* Work to complete
Report each line of the data that has "开始网络编程" somewhere in it.

Data records
++++

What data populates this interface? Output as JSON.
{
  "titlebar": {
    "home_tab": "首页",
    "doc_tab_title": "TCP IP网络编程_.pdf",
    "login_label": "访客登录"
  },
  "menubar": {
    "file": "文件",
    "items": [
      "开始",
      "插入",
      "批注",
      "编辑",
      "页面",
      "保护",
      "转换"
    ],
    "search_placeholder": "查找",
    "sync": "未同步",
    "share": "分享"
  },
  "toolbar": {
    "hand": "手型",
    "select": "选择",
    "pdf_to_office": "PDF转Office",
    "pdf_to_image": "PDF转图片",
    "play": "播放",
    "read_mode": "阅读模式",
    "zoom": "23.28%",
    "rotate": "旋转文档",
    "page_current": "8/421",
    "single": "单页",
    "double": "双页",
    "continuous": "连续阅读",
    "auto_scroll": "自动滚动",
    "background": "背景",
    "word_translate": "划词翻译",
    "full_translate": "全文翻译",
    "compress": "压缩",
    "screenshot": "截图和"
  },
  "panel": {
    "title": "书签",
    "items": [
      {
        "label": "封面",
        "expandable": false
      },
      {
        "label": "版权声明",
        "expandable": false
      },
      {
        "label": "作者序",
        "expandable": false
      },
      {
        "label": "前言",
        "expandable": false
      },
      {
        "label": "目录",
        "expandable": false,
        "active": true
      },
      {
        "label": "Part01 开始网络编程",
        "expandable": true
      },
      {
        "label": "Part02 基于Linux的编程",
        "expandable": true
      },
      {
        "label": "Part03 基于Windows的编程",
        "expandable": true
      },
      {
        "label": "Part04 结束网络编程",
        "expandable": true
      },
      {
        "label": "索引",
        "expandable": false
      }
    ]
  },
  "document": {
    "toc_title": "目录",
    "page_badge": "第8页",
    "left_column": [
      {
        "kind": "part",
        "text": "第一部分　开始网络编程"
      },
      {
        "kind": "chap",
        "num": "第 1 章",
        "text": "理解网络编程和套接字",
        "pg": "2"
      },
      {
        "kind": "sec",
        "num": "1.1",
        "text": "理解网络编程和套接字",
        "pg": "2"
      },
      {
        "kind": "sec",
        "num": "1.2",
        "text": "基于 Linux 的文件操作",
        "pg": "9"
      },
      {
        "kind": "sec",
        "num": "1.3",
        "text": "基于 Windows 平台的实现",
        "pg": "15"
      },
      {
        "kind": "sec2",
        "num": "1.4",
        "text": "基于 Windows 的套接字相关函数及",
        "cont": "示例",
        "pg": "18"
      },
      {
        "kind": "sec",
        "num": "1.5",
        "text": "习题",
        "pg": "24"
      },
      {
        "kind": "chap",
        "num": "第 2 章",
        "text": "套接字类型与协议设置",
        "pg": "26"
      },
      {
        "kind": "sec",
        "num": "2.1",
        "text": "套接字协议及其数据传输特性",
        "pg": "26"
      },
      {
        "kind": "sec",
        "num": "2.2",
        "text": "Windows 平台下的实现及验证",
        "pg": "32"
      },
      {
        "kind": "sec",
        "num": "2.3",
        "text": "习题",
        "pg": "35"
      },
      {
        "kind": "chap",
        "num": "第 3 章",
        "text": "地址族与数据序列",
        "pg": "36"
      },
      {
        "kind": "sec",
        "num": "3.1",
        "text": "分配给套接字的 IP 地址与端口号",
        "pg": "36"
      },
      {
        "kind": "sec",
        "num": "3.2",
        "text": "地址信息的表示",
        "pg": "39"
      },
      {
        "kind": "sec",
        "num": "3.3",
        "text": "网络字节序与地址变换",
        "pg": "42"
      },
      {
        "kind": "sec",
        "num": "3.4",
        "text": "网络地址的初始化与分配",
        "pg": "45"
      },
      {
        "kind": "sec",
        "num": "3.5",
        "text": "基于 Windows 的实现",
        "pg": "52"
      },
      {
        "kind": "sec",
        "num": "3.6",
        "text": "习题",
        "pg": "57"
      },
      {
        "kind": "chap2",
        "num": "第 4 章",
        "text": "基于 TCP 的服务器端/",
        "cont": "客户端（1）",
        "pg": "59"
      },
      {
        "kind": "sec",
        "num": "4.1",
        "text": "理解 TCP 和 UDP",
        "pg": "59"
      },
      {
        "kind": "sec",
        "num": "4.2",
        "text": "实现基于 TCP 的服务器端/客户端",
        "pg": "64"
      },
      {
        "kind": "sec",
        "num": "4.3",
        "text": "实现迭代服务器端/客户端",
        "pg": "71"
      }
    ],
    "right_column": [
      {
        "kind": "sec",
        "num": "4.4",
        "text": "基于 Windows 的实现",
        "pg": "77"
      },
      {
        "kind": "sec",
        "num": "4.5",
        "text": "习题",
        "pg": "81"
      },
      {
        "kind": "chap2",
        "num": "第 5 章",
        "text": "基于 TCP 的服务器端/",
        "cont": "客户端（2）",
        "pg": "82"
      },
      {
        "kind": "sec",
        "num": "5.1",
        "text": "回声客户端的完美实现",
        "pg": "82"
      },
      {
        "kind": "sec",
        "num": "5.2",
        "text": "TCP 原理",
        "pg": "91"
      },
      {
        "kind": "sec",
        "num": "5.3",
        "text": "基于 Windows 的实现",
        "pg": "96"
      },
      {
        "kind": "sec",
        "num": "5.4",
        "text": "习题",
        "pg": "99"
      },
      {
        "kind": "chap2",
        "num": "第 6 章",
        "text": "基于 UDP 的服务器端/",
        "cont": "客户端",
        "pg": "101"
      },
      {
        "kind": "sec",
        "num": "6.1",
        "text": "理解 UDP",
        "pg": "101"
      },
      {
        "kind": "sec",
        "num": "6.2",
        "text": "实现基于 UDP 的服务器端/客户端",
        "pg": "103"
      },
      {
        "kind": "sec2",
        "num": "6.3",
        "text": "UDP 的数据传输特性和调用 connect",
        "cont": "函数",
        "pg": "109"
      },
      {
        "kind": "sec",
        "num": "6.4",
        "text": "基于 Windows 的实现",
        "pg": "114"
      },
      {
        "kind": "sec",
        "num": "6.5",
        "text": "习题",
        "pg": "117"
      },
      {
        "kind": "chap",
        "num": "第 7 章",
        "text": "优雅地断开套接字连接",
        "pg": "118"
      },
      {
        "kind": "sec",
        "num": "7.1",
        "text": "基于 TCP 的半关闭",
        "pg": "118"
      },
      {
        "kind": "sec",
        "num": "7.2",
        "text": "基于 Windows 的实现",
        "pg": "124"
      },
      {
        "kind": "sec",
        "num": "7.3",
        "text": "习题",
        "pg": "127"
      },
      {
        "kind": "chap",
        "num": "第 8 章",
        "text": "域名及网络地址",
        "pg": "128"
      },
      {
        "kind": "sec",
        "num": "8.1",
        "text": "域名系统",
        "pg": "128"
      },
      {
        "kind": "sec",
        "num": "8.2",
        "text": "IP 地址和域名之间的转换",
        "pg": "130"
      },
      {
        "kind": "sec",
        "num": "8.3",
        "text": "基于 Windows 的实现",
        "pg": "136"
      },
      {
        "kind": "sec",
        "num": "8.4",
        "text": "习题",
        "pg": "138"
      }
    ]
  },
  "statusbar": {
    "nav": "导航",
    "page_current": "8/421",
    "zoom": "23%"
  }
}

++++

* Exercise answer
        "label": "Part01 开始网络编程",
        "text": "第一部分　开始网络编程"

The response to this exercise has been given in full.